START MATERIAL

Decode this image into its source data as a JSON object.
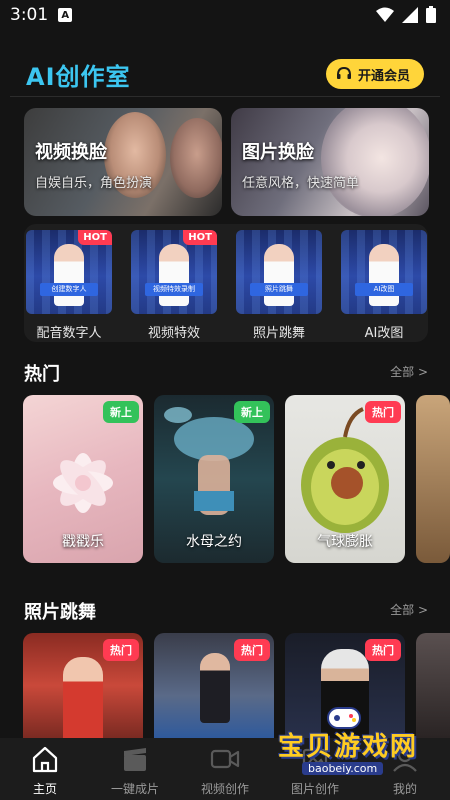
{
  "status_bar": {
    "time": "3:01",
    "a_icon": "A"
  },
  "header": {
    "title": "AI创作室",
    "vip_label": "开通会员"
  },
  "features": [
    {
      "title": "视频换脸",
      "subtitle": "自娱自乐，角色扮演"
    },
    {
      "title": "图片换脸",
      "subtitle": "任意风格，快速简单"
    }
  ],
  "tools": [
    {
      "label": "配音数字人",
      "badge": "HOT",
      "caption": "创建数字人"
    },
    {
      "label": "视频特效",
      "badge": "HOT",
      "caption": "视频特效录制"
    },
    {
      "label": "照片跳舞",
      "badge": "",
      "caption": "照片跳舞"
    },
    {
      "label": "AI改图",
      "badge": "",
      "caption": "AI改图"
    }
  ],
  "hot_section": {
    "title": "热门",
    "more": "全部 >",
    "cards": [
      {
        "label": "戳戳乐",
        "tag": "新上",
        "tag_type": "new"
      },
      {
        "label": "水母之约",
        "tag": "新上",
        "tag_type": "new"
      },
      {
        "label": "气球膨胀",
        "tag": "热门",
        "tag_type": "hot"
      }
    ]
  },
  "dance_section": {
    "title": "照片跳舞",
    "more": "全部 >",
    "cards": [
      {
        "tag": "热门"
      },
      {
        "tag": "热门"
      },
      {
        "tag": "热门"
      }
    ]
  },
  "bottom_nav": [
    {
      "label": "主页",
      "icon": "home-icon",
      "active": true
    },
    {
      "label": "一键成片",
      "icon": "clapperboard-icon",
      "active": false
    },
    {
      "label": "视频创作",
      "icon": "video-camera-icon",
      "active": false
    },
    {
      "label": "图片创作",
      "icon": "image-icon",
      "active": false
    },
    {
      "label": "我的",
      "icon": "profile-icon",
      "active": false
    }
  ],
  "watermark": {
    "text": "宝贝游戏网",
    "url": "baobeiy.com"
  },
  "colors": {
    "accent": "#3cc6f0",
    "vip": "#ffd53a",
    "hot": "#ff3b52",
    "new": "#33c25a",
    "background": "#141414"
  }
}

END MATERIAL

(SHORT PROBLEM):
Check each line of the listing above for the string "caption", then report only how many lines have it.

(FINAL ANSWER):
4